§ Written task
Repeat the lines below exactly as they appear, but leave out the images.

#### Data shown ####

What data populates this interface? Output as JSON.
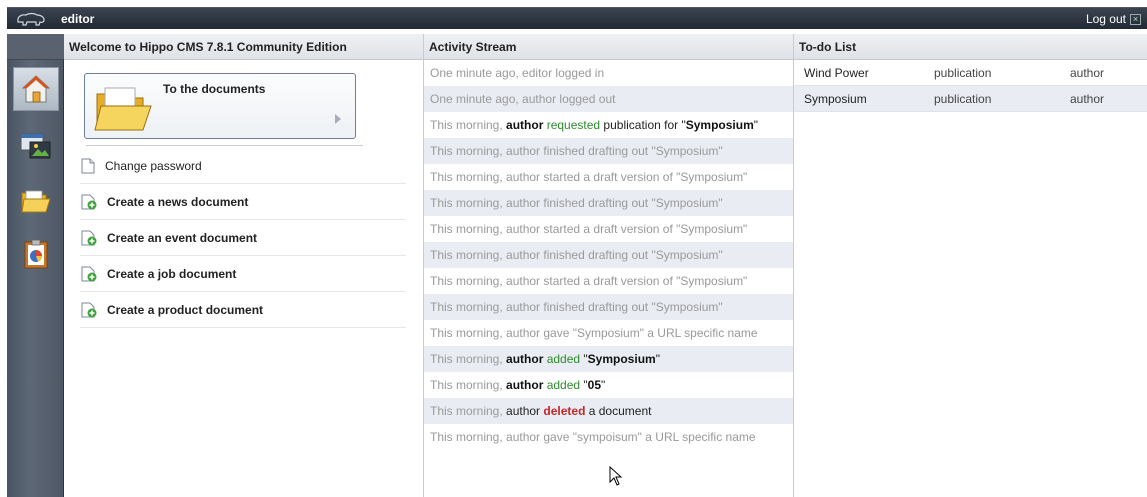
{
  "header": {
    "app_name": "editor",
    "logout_label": "Log out"
  },
  "sidebar": {
    "items": [
      {
        "name": "home",
        "icon": "home-icon"
      },
      {
        "name": "channel-manager",
        "icon": "channel-manager-icon"
      },
      {
        "name": "documents",
        "icon": "folder-icon"
      },
      {
        "name": "reports",
        "icon": "reports-icon"
      }
    ]
  },
  "welcome": {
    "title": "Welcome to Hippo CMS 7.8.1 Community Edition",
    "to_documents_label": "To the documents",
    "change_password": "Change password",
    "actions": [
      "Create a news document",
      "Create an event document",
      "Create a job document",
      "Create a product document"
    ]
  },
  "activity": {
    "title": "Activity Stream",
    "rows": [
      {
        "parts": [
          [
            "n",
            "One minute ago, editor logged in"
          ]
        ]
      },
      {
        "parts": [
          [
            "n",
            "One minute ago, author logged out"
          ]
        ]
      },
      {
        "parts": [
          [
            "n",
            "This morning, "
          ],
          [
            "b",
            "author"
          ],
          [
            "g",
            " requested"
          ],
          [
            "k",
            " publication for \""
          ],
          [
            "b",
            "Symposium"
          ],
          [
            "k",
            "\""
          ]
        ]
      },
      {
        "parts": [
          [
            "n",
            "This morning, author finished drafting out \"Symposium\""
          ]
        ]
      },
      {
        "parts": [
          [
            "n",
            "This morning, author started a draft version of \"Symposium\""
          ]
        ]
      },
      {
        "parts": [
          [
            "n",
            "This morning, author finished drafting out \"Symposium\""
          ]
        ]
      },
      {
        "parts": [
          [
            "n",
            "This morning, author started a draft version of \"Symposium\""
          ]
        ]
      },
      {
        "parts": [
          [
            "n",
            "This morning, author finished drafting out \"Symposium\""
          ]
        ]
      },
      {
        "parts": [
          [
            "n",
            "This morning, author started a draft version of \"Symposium\""
          ]
        ]
      },
      {
        "parts": [
          [
            "n",
            "This morning, author finished drafting out \"Symposium\""
          ]
        ]
      },
      {
        "parts": [
          [
            "n",
            "This morning, author gave \"Symposium\" a URL specific name"
          ]
        ]
      },
      {
        "parts": [
          [
            "n",
            "This morning, "
          ],
          [
            "b",
            "author"
          ],
          [
            "g",
            " added"
          ],
          [
            "k",
            " \""
          ],
          [
            "b",
            "Symposium"
          ],
          [
            "k",
            "\""
          ]
        ]
      },
      {
        "parts": [
          [
            "n",
            "This morning, "
          ],
          [
            "b",
            "author"
          ],
          [
            "g",
            " added"
          ],
          [
            "k",
            " \""
          ],
          [
            "b",
            "05"
          ],
          [
            "k",
            "\""
          ]
        ]
      },
      {
        "parts": [
          [
            "n",
            "This morning, "
          ],
          [
            "k",
            "author "
          ],
          [
            "r",
            "deleted"
          ],
          [
            "k",
            " a document"
          ]
        ]
      },
      {
        "parts": [
          [
            "n",
            "This morning, author gave \"sympoisum\" a URL specific name"
          ]
        ]
      }
    ]
  },
  "todo": {
    "title": "To-do List",
    "rows": [
      {
        "name": "Wind Power",
        "type": "publication",
        "by": "author"
      },
      {
        "name": "Symposium",
        "type": "publication",
        "by": "author"
      }
    ]
  }
}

####

§ Written reply
What data populates this interface? Output as JSON.
{
  "header": {
    "app_name": "editor",
    "logout_label": "Log out"
  },
  "sidebar": {
    "items": [
      {
        "name": "home",
        "icon": "home-icon"
      },
      {
        "name": "channel-manager",
        "icon": "channel-manager-icon"
      },
      {
        "name": "documents",
        "icon": "folder-icon"
      },
      {
        "name": "reports",
        "icon": "reports-icon"
      }
    ]
  },
  "welcome": {
    "title": "Welcome to Hippo CMS 7.8.1 Community Edition",
    "to_documents_label": "To the documents",
    "change_password": "Change password",
    "actions": [
      "Create a news document",
      "Create an event document",
      "Create a job document",
      "Create a product document"
    ]
  },
  "activity": {
    "title": "Activity Stream",
    "rows": [
      {
        "parts": [
          [
            "n",
            "One minute ago, editor logged in"
          ]
        ]
      },
      {
        "parts": [
          [
            "n",
            "One minute ago, author logged out"
          ]
        ]
      },
      {
        "parts": [
          [
            "n",
            "This morning, "
          ],
          [
            "b",
            "author"
          ],
          [
            "g",
            " requested"
          ],
          [
            "k",
            " publication for \""
          ],
          [
            "b",
            "Symposium"
          ],
          [
            "k",
            "\""
          ]
        ]
      },
      {
        "parts": [
          [
            "n",
            "This morning, author finished drafting out \"Symposium\""
          ]
        ]
      },
      {
        "parts": [
          [
            "n",
            "This morning, author started a draft version of \"Symposium\""
          ]
        ]
      },
      {
        "parts": [
          [
            "n",
            "This morning, author finished drafting out \"Symposium\""
          ]
        ]
      },
      {
        "parts": [
          [
            "n",
            "This morning, author started a draft version of \"Symposium\""
          ]
        ]
      },
      {
        "parts": [
          [
            "n",
            "This morning, author finished drafting out \"Symposium\""
          ]
        ]
      },
      {
        "parts": [
          [
            "n",
            "This morning, author started a draft version of \"Symposium\""
          ]
        ]
      },
      {
        "parts": [
          [
            "n",
            "This morning, author finished drafting out \"Symposium\""
          ]
        ]
      },
      {
        "parts": [
          [
            "n",
            "This morning, author gave \"Symposium\" a URL specific name"
          ]
        ]
      },
      {
        "parts": [
          [
            "n",
            "This morning, "
          ],
          [
            "b",
            "author"
          ],
          [
            "g",
            " added"
          ],
          [
            "k",
            " \""
          ],
          [
            "b",
            "Symposium"
          ],
          [
            "k",
            "\""
          ]
        ]
      },
      {
        "parts": [
          [
            "n",
            "This morning, "
          ],
          [
            "b",
            "author"
          ],
          [
            "g",
            " added"
          ],
          [
            "k",
            " \""
          ],
          [
            "b",
            "05"
          ],
          [
            "k",
            "\""
          ]
        ]
      },
      {
        "parts": [
          [
            "n",
            "This morning, "
          ],
          [
            "k",
            "author "
          ],
          [
            "r",
            "deleted"
          ],
          [
            "k",
            " a document"
          ]
        ]
      },
      {
        "parts": [
          [
            "n",
            "This morning, author gave \"sympoisum\" a URL specific name"
          ]
        ]
      }
    ]
  },
  "todo": {
    "title": "To-do List",
    "rows": [
      {
        "name": "Wind Power",
        "type": "publication",
        "by": "author"
      },
      {
        "name": "Symposium",
        "type": "publication",
        "by": "author"
      }
    ]
  }
}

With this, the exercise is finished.